Source records:

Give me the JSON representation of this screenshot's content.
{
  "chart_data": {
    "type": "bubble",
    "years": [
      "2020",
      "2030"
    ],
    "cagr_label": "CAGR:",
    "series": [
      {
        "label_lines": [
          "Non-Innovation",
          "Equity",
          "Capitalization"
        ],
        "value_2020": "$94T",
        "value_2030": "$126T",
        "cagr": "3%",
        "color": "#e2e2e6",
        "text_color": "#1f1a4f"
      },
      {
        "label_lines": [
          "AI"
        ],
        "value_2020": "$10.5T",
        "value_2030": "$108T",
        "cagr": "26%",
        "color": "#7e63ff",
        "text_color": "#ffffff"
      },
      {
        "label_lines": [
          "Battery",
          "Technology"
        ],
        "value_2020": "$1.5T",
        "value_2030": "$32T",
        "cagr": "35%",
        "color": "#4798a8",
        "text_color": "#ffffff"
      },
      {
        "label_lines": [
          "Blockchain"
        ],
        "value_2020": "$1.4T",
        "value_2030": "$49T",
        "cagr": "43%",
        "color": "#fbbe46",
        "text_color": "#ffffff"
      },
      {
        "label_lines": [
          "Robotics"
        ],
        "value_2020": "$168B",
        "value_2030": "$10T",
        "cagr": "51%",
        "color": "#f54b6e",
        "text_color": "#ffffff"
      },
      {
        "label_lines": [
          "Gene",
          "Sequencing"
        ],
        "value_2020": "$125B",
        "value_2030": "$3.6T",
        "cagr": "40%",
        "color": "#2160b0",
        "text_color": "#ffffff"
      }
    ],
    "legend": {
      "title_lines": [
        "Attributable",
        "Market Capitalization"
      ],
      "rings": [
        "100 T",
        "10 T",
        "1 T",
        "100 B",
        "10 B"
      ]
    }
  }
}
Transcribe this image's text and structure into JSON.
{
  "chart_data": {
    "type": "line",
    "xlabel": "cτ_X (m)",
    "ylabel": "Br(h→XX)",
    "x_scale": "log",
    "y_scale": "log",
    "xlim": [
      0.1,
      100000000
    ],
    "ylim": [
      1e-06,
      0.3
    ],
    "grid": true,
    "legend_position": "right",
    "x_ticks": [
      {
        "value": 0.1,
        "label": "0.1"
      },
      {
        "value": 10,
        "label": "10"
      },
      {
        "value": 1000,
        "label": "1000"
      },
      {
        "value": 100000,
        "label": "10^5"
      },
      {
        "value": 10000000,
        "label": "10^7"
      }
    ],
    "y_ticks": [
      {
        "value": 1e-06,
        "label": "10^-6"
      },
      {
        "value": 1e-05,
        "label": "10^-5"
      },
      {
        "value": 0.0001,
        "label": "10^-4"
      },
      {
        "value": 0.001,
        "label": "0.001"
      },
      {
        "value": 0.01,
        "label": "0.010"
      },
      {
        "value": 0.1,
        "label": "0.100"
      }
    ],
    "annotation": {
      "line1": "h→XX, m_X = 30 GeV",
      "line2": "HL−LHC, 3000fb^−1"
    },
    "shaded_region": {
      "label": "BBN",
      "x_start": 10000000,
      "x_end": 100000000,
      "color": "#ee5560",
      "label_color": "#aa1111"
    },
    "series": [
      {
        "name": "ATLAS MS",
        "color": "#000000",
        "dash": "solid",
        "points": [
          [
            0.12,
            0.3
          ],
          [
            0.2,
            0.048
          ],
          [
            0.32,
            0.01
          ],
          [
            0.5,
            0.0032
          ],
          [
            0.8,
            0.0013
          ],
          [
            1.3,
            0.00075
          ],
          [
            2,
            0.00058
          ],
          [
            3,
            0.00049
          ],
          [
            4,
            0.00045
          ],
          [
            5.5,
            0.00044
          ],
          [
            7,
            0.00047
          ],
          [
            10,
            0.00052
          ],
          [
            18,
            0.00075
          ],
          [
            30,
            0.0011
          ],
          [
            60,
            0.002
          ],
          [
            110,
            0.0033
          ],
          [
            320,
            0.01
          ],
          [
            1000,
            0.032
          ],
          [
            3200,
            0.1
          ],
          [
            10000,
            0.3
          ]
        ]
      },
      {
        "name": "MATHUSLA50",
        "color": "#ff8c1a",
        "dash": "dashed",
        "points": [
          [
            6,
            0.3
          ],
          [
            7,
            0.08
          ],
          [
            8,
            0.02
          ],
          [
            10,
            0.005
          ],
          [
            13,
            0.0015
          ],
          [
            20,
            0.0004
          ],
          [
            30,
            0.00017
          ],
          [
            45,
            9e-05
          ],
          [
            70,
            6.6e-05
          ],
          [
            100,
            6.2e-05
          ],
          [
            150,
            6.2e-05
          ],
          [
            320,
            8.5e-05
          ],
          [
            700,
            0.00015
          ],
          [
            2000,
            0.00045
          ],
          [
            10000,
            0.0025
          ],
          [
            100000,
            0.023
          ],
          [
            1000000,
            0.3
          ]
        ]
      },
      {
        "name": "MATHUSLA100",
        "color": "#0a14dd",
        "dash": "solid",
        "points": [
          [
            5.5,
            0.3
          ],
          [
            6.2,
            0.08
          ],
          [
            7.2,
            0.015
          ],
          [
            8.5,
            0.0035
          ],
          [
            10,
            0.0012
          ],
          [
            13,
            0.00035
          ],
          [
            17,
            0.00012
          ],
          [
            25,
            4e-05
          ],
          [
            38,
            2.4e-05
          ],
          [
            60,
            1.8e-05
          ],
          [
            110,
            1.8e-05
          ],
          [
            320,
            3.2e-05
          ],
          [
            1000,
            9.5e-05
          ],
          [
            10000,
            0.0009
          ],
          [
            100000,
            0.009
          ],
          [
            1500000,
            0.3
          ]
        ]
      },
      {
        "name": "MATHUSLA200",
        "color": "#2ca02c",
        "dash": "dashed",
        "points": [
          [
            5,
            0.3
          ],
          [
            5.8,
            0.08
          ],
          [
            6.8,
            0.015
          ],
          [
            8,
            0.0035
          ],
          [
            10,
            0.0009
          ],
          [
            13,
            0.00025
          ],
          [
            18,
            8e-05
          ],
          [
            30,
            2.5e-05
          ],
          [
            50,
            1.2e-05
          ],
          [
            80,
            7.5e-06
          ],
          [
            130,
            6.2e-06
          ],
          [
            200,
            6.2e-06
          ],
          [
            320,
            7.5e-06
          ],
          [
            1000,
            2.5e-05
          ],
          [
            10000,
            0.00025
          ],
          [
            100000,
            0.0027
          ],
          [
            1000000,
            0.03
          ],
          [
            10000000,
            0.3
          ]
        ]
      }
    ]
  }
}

• AIM OF THE TASK:
Extract every line containing the string "Capitalization" from the data above.

• RESPONSE:
          "Capitalization"
        "Market Capitalization"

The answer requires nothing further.